**GIVEN ENTRIES**
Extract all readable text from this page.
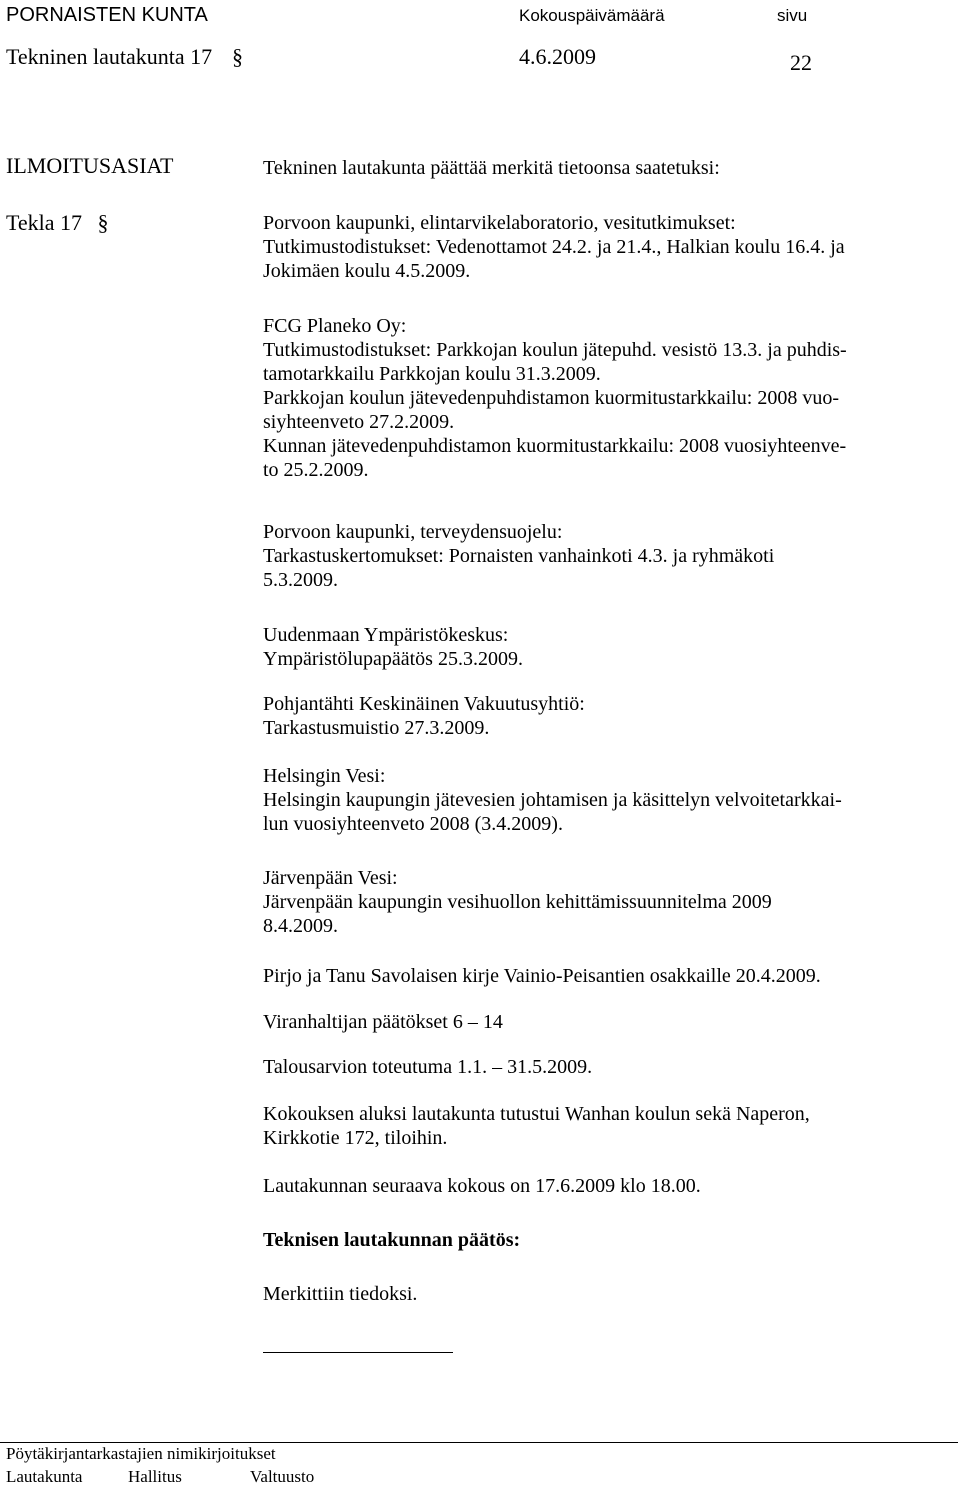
PORNAISTEN KUNTA	Kokouspäivämäärä	sivu
Tekninen lautakunta 17 §	4.6.2009	22
ILMOITUSASIAT
Tekla 17 §
Tekninen lautakunta päättää merkitä tietoonsa saatetuksi:
Porvoon kaupunki, elintarvikelaboratorio, vesitutkimukset:
Tutkimustodistukset: Vedenottamot 24.2. ja 21.4., Halkian koulu 16.4. ja
Jokimäen koulu 4.5.2009.
FCG Planeko Oy:
Tutkimustodistukset: Parkkojan koulun jätepuhd. vesistö 13.3. ja puhdis-
tamotarkkailu Parkkojan koulu 31.3.2009.
Parkkojan koulun jätevedenpuhdistamon kuormitustarkkailu: 2008 vuo-
siyhteenveto 27.2.2009.
Kunnan jätevedenpuhdistamon kuormitustarkkailu: 2008 vuosiyhteenve-
to 25.2.2009.
Porvoon kaupunki, terveydensuojelu:
Tarkastuskertomukset: Pornaisten vanhainkoti 4.3. ja ryhmäkoti
5.3.2009.
Uudenmaan Ympäristökeskus:
Ympäristölupapäätös 25.3.2009.
Pohjantähti Keskinäinen Vakuutusyhtiö:
Tarkastusmuistio 27.3.2009.
Helsingin Vesi:
Helsingin kaupungin jätevesien johtamisen ja käsittelyn velvoitetarkkai-
lun vuosiyhteenveto 2008 (3.4.2009).
Järvenpään Vesi:
Järvenpään kaupungin vesihuollon kehittämissuunnitelma 2009
8.4.2009.
Pirjo ja Tanu Savolaisen kirje Vainio-Peisantien osakkaille 20.4.2009.
Viranhaltijan päätökset 6 – 14
Talousarvion toteutuma 1.1. – 31.5.2009.
Kokouksen aluksi lautakunta tutustui Wanhan koulun sekä Naperon,
Kirkkotie 172, tiloihin.
Lautakunnan seuraava kokous on 17.6.2009 klo 18.00.
Teknisen lautakunnan päätös:
Merkittiin tiedoksi.
Pöytäkirjantarkastajien nimikirjoitukset
Lautakunta	Hallitus	Valtuusto
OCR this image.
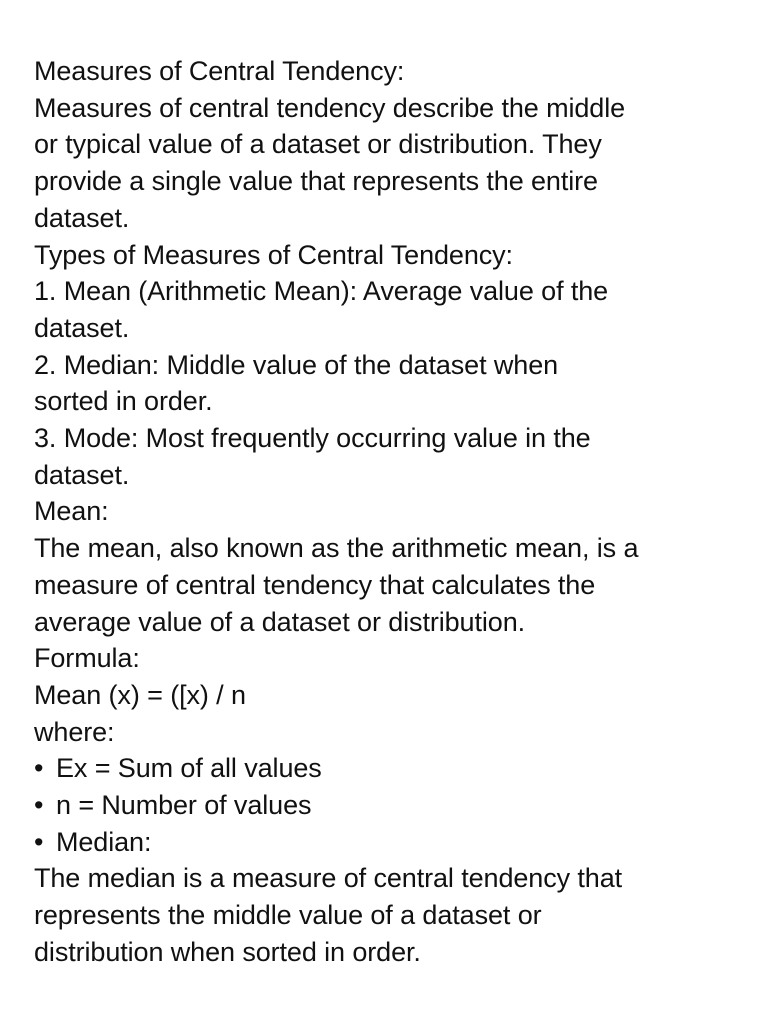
Measures of Central Tendency:
Measures of central tendency describe the middle
or typical value of a dataset or distribution. They
provide a single value that represents the entire
dataset.
Types of Measures of Central Tendency:
1. Mean (Arithmetic Mean): Average value of the
dataset.
2. Median: Middle value of the dataset when
sorted in order.
3. Mode: Most frequently occurring value in the
dataset.
Mean:
The mean, also known as the arithmetic mean, is a
measure of central tendency that calculates the
average value of a dataset or distribution.
Formula:
Mean (x) = ([x) / n
where:
• Ex = Sum of all values
• n = Number of values
• Median:
The median is a measure of central tendency that
represents the middle value of a dataset or
distribution when sorted in order.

**TASK DIRECTIONS**
Locate all lines holding the word "kuormitustarkkailu", then copy them out.

**EXERCISE OUTPUT**
Parkkojan koulun jätevedenpuhdistamon kuormitustarkkailu: 2008 vuo-
Kunnan jätevedenpuhdistamon kuormitustarkkailu: 2008 vuosiyhteenve-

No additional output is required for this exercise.